--- Written instruction ---
Here are some entries; quote each one exactly.

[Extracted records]
***

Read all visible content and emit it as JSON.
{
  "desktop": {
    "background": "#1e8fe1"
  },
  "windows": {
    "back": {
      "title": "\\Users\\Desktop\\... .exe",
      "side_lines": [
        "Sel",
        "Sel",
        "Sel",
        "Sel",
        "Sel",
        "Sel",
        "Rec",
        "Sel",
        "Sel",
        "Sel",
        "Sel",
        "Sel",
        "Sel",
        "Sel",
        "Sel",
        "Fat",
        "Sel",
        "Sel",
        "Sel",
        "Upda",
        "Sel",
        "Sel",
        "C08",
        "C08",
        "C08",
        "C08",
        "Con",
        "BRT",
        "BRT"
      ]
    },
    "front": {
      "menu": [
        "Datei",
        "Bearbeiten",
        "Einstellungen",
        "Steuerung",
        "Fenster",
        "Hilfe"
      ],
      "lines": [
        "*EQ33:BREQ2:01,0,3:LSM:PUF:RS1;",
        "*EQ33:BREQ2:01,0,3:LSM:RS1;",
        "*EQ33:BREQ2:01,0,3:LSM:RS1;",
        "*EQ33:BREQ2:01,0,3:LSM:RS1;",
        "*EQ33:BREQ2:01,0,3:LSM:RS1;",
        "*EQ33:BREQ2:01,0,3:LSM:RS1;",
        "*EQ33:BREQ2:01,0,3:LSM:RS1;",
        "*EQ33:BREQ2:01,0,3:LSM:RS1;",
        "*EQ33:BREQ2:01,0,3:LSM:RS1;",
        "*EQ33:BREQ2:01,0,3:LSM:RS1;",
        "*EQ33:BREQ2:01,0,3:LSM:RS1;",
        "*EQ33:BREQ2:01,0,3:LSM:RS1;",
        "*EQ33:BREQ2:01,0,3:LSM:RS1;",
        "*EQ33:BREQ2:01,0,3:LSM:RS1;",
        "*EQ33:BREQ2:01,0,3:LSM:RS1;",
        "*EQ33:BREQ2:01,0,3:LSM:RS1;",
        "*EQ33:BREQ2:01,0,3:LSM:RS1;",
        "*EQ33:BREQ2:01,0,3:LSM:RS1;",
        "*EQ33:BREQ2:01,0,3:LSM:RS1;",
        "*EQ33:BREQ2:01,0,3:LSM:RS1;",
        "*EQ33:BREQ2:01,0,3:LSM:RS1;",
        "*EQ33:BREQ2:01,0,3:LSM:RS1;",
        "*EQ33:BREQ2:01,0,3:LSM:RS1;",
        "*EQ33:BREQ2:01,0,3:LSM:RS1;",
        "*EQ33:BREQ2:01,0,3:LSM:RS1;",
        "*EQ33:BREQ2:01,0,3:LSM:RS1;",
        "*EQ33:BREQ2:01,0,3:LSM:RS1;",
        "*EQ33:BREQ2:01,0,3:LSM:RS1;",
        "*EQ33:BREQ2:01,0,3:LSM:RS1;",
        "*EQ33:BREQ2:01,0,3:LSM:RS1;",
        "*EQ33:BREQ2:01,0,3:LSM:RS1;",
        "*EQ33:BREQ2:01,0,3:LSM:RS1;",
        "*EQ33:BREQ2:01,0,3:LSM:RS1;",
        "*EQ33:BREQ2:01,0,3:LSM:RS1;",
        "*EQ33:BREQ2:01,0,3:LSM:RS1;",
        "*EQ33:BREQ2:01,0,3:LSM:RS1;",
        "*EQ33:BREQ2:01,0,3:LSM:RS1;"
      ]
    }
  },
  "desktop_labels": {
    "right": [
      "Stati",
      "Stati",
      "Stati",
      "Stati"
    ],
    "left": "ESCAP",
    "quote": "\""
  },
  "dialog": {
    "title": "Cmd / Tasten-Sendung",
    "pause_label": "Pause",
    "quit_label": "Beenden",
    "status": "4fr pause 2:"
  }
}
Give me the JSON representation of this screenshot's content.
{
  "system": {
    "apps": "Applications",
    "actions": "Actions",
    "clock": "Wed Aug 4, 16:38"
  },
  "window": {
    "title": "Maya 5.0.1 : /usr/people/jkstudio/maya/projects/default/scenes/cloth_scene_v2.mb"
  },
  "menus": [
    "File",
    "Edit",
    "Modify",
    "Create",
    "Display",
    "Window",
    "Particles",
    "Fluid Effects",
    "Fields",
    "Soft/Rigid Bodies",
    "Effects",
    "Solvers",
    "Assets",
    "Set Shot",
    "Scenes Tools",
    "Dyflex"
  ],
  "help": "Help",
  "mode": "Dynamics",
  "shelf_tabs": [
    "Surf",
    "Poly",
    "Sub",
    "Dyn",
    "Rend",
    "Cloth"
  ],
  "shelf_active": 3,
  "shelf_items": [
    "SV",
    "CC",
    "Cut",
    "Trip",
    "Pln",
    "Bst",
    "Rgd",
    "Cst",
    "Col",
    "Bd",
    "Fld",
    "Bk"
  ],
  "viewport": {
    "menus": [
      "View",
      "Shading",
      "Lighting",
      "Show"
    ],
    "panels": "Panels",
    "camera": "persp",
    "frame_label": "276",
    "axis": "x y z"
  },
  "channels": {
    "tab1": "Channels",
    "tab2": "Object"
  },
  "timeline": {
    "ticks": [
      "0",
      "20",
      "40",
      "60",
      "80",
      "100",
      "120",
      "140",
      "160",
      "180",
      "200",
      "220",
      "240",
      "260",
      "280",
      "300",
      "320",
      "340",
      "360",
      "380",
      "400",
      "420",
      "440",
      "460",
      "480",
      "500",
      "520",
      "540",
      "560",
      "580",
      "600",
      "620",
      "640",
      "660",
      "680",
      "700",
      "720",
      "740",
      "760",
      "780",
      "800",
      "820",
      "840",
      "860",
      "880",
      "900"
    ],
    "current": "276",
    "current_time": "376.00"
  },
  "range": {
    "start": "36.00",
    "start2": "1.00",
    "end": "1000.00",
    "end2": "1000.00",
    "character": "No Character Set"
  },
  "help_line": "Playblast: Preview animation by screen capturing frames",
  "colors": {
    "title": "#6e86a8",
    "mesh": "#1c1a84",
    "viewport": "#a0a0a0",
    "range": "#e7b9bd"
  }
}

***

--- Final answer ---
Read all visible content and emit it as JSON.
{
  "desktop": {
    "background": "#1e8fe1"
  },
  "windows": {
    "back": {
      "title": "\\Users\\Desktop\\... .exe",
      "side_lines": [
        "Sel",
        "Sel",
        "Sel",
        "Sel",
        "Sel",
        "Sel",
        "Rec",
        "Sel",
        "Sel",
        "Sel",
        "Sel",
        "Sel",
        "Sel",
        "Sel",
        "Sel",
        "Fat",
        "Sel",
        "Sel",
        "Sel",
        "Upda",
        "Sel",
        "Sel",
        "C08",
        "C08",
        "C08",
        "C08",
        "Con",
        "BRT",
        "BRT"
      ]
    },
    "front": {
      "menu": [
        "Datei",
        "Bearbeiten",
        "Einstellungen",
        "Steuerung",
        "Fenster",
        "Hilfe"
      ],
      "lines": [
        "*EQ33:BREQ2:01,0,3:LSM:PUF:RS1;",
        "*EQ33:BREQ2:01,0,3:LSM:RS1;",
        "*EQ33:BREQ2:01,0,3:LSM:RS1;",
        "*EQ33:BREQ2:01,0,3:LSM:RS1;",
        "*EQ33:BREQ2:01,0,3:LSM:RS1;",
        "*EQ33:BREQ2:01,0,3:LSM:RS1;",
        "*EQ33:BREQ2:01,0,3:LSM:RS1;",
        "*EQ33:BREQ2:01,0,3:LSM:RS1;",
        "*EQ33:BREQ2:01,0,3:LSM:RS1;",
        "*EQ33:BREQ2:01,0,3:LSM:RS1;",
        "*EQ33:BREQ2:01,0,3:LSM:RS1;",
        "*EQ33:BREQ2:01,0,3:LSM:RS1;",
        "*EQ33:BREQ2:01,0,3:LSM:RS1;",
        "*EQ33:BREQ2:01,0,3:LSM:RS1;",
        "*EQ33:BREQ2:01,0,3:LSM:RS1;",
        "*EQ33:BREQ2:01,0,3:LSM:RS1;",
        "*EQ33:BREQ2:01,0,3:LSM:RS1;",
        "*EQ33:BREQ2:01,0,3:LSM:RS1;",
        "*EQ33:BREQ2:01,0,3:LSM:RS1;",
        "*EQ33:BREQ2:01,0,3:LSM:RS1;",
        "*EQ33:BREQ2:01,0,3:LSM:RS1;",
        "*EQ33:BREQ2:01,0,3:LSM:RS1;",
        "*EQ33:BREQ2:01,0,3:LSM:RS1;",
        "*EQ33:BREQ2:01,0,3:LSM:RS1;",
        "*EQ33:BREQ2:01,0,3:LSM:RS1;",
        "*EQ33:BREQ2:01,0,3:LSM:RS1;",
        "*EQ33:BREQ2:01,0,3:LSM:RS1;",
        "*EQ33:BREQ2:01,0,3:LSM:RS1;",
        "*EQ33:BREQ2:01,0,3:LSM:RS1;",
        "*EQ33:BREQ2:01,0,3:LSM:RS1;",
        "*EQ33:BREQ2:01,0,3:LSM:RS1;",
        "*EQ33:BREQ2:01,0,3:LSM:RS1;",
        "*EQ33:BREQ2:01,0,3:LSM:RS1;",
        "*EQ33:BREQ2:01,0,3:LSM:RS1;",
        "*EQ33:BREQ2:01,0,3:LSM:RS1;",
        "*EQ33:BREQ2:01,0,3:LSM:RS1;",
        "*EQ33:BREQ2:01,0,3:LSM:RS1;"
      ]
    }
  },
  "desktop_labels": {
    "right": [
      "Stati",
      "Stati",
      "Stati",
      "Stati"
    ],
    "left": "ESCAP",
    "quote": "\""
  },
  "dialog": {
    "title": "Cmd / Tasten-Sendung",
    "pause_label": "Pause",
    "quit_label": "Beenden",
    "status": "4fr pause 2:"
  }
}
Give me the JSON representation of this screenshot's content.
{
  "system": {
    "apps": "Applications",
    "actions": "Actions",
    "clock": "Wed Aug 4, 16:38"
  },
  "window": {
    "title": "Maya 5.0.1 : /usr/people/jkstudio/maya/projects/default/scenes/cloth_scene_v2.mb"
  },
  "menus": [
    "File",
    "Edit",
    "Modify",
    "Create",
    "Display",
    "Window",
    "Particles",
    "Fluid Effects",
    "Fields",
    "Soft/Rigid Bodies",
    "Effects",
    "Solvers",
    "Assets",
    "Set Shot",
    "Scenes Tools",
    "Dyflex"
  ],
  "help": "Help",
  "mode": "Dynamics",
  "shelf_tabs": [
    "Surf",
    "Poly",
    "Sub",
    "Dyn",
    "Rend",
    "Cloth"
  ],
  "shelf_active": 3,
  "shelf_items": [
    "SV",
    "CC",
    "Cut",
    "Trip",
    "Pln",
    "Bst",
    "Rgd",
    "Cst",
    "Col",
    "Bd",
    "Fld",
    "Bk"
  ],
  "viewport": {
    "menus": [
      "View",
      "Shading",
      "Lighting",
      "Show"
    ],
    "panels": "Panels",
    "camera": "persp",
    "frame_label": "276",
    "axis": "x y z"
  },
  "channels": {
    "tab1": "Channels",
    "tab2": "Object"
  },
  "timeline": {
    "ticks": [
      "0",
      "20",
      "40",
      "60",
      "80",
      "100",
      "120",
      "140",
      "160",
      "180",
      "200",
      "220",
      "240",
      "260",
      "280",
      "300",
      "320",
      "340",
      "360",
      "380",
      "400",
      "420",
      "440",
      "460",
      "480",
      "500",
      "520",
      "540",
      "560",
      "580",
      "600",
      "620",
      "640",
      "660",
      "680",
      "700",
      "720",
      "740",
      "760",
      "780",
      "800",
      "820",
      "840",
      "860",
      "880",
      "900"
    ],
    "current": "276",
    "current_time": "376.00"
  },
  "range": {
    "start": "36.00",
    "start2": "1.00",
    "end": "1000.00",
    "end2": "1000.00",
    "character": "No Character Set"
  },
  "help_line": "Playblast: Preview animation by screen capturing frames",
  "colors": {
    "title": "#6e86a8",
    "mesh": "#1c1a84",
    "viewport": "#a0a0a0",
    "range": "#e7b9bd"
  }
}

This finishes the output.